Restate the full set of records exactly, word for word.

## Records provided
--------
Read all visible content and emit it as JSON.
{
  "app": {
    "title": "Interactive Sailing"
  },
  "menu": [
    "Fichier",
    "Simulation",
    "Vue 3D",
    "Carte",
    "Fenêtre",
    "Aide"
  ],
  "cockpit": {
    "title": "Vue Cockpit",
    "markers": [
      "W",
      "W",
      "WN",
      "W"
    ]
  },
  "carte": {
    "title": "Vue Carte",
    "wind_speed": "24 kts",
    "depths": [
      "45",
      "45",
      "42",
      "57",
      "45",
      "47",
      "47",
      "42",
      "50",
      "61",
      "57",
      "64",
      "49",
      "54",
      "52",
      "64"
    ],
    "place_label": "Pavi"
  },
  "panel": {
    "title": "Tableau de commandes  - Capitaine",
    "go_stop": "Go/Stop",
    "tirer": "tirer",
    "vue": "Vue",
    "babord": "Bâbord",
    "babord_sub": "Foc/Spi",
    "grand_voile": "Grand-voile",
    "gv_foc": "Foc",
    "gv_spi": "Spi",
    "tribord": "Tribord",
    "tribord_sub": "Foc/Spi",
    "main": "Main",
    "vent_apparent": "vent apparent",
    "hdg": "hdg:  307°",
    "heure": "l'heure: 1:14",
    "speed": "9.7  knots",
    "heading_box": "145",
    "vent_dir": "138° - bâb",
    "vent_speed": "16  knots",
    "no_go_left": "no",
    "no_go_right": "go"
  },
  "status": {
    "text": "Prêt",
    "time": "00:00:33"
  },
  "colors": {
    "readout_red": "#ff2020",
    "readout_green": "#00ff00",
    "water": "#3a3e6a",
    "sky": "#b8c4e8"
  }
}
--------
## Correct response
Read all visible content and emit it as JSON.
{
  "app": {
    "title": "Interactive Sailing"
  },
  "menu": [
    "Fichier",
    "Simulation",
    "Vue 3D",
    "Carte",
    "Fenêtre",
    "Aide"
  ],
  "cockpit": {
    "title": "Vue Cockpit",
    "markers": [
      "W",
      "W",
      "WN",
      "W"
    ]
  },
  "carte": {
    "title": "Vue Carte",
    "wind_speed": "24 kts",
    "depths": [
      "45",
      "45",
      "42",
      "57",
      "45",
      "47",
      "47",
      "42",
      "50",
      "61",
      "57",
      "64",
      "49",
      "54",
      "52",
      "64"
    ],
    "place_label": "Pavi"
  },
  "panel": {
    "title": "Tableau de commandes  - Capitaine",
    "go_stop": "Go/Stop",
    "tirer": "tirer",
    "vue": "Vue",
    "babord": "Bâbord",
    "babord_sub": "Foc/Spi",
    "grand_voile": "Grand-voile",
    "gv_foc": "Foc",
    "gv_spi": "Spi",
    "tribord": "Tribord",
    "tribord_sub": "Foc/Spi",
    "main": "Main",
    "vent_apparent": "vent apparent",
    "hdg": "hdg:  307°",
    "heure": "l'heure: 1:14",
    "speed": "9.7  knots",
    "heading_box": "145",
    "vent_dir": "138° - bâb",
    "vent_speed": "16  knots",
    "no_go_left": "no",
    "no_go_right": "go"
  },
  "status": {
    "text": "Prêt",
    "time": "00:00:33"
  },
  "colors": {
    "readout_red": "#ff2020",
    "readout_green": "#00ff00",
    "water": "#3a3e6a",
    "sky": "#b8c4e8"
  }
}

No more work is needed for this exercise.